[Direction]
Extract all data as written.

[Entries provided]

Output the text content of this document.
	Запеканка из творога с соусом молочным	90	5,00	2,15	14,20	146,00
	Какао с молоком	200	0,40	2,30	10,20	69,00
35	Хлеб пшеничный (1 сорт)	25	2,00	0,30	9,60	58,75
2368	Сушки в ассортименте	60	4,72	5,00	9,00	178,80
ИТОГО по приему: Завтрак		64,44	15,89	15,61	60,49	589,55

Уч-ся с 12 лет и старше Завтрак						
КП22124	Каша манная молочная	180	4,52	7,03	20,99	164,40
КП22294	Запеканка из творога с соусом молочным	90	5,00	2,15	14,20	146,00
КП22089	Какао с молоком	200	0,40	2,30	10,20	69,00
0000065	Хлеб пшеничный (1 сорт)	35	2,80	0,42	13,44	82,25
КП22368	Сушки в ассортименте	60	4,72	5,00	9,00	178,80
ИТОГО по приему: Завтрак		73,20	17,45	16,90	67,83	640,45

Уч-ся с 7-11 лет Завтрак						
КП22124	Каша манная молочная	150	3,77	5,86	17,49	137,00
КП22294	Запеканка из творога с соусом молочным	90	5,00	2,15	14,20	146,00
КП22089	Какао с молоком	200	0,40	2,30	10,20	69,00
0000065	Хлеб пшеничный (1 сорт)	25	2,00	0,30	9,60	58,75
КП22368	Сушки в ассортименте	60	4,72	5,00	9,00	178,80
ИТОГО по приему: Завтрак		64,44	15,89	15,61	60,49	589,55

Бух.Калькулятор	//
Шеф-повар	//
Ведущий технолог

[Answer below]
Output the text content of this document.
	Запеканка из творога с соусом молочным	90	5,00	2,15	14,20	146,00
	Какао с молоком	200	0,40	2,30	10,20	69,00
35	Хлеб пшеничный (1 сорт)	25	2,00	0,30	9,60	58,75
2368	Сушки в ассортименте	60	4,72	5,00	9,00	178,80
ИТОГО по приему: Завтрак		64,44	15,89	15,61	60,49	589,55

Уч-ся с 12 лет и старше Завтрак						
КП22124	Каша манная молочная	180	4,52	7,03	20,99	164,40
КП22294	Запеканка из творога с соусом молочным	90	5,00	2,15	14,20	146,00
КП22089	Какао с молоком	200	0,40	2,30	10,20	69,00
0000065	Хлеб пшеничный (1 сорт)	35	2,80	0,42	13,44	82,25
КП22368	Сушки в ассортименте	60	4,72	5,00	9,00	178,80
ИТОГО по приему: Завтрак		73,20	17,45	16,90	67,83	640,45

Уч-ся с 7-11 лет Завтрак						
КП22124	Каша манная молочная	150	3,77	5,86	17,49	137,00
КП22294	Запеканка из творога с соусом молочным	90	5,00	2,15	14,20	146,00
КП22089	Какао с молоком	200	0,40	2,30	10,20	69,00
0000065	Хлеб пшеничный (1 сорт)	25	2,00	0,30	9,60	58,75
КП22368	Сушки в ассортименте	60	4,72	5,00	9,00	178,80
ИТОГО по приему: Завтрак		64,44	15,89	15,61	60,49	589,55

Бух.Калькулятор	//
Шеф-повар	//
Ведущий технолог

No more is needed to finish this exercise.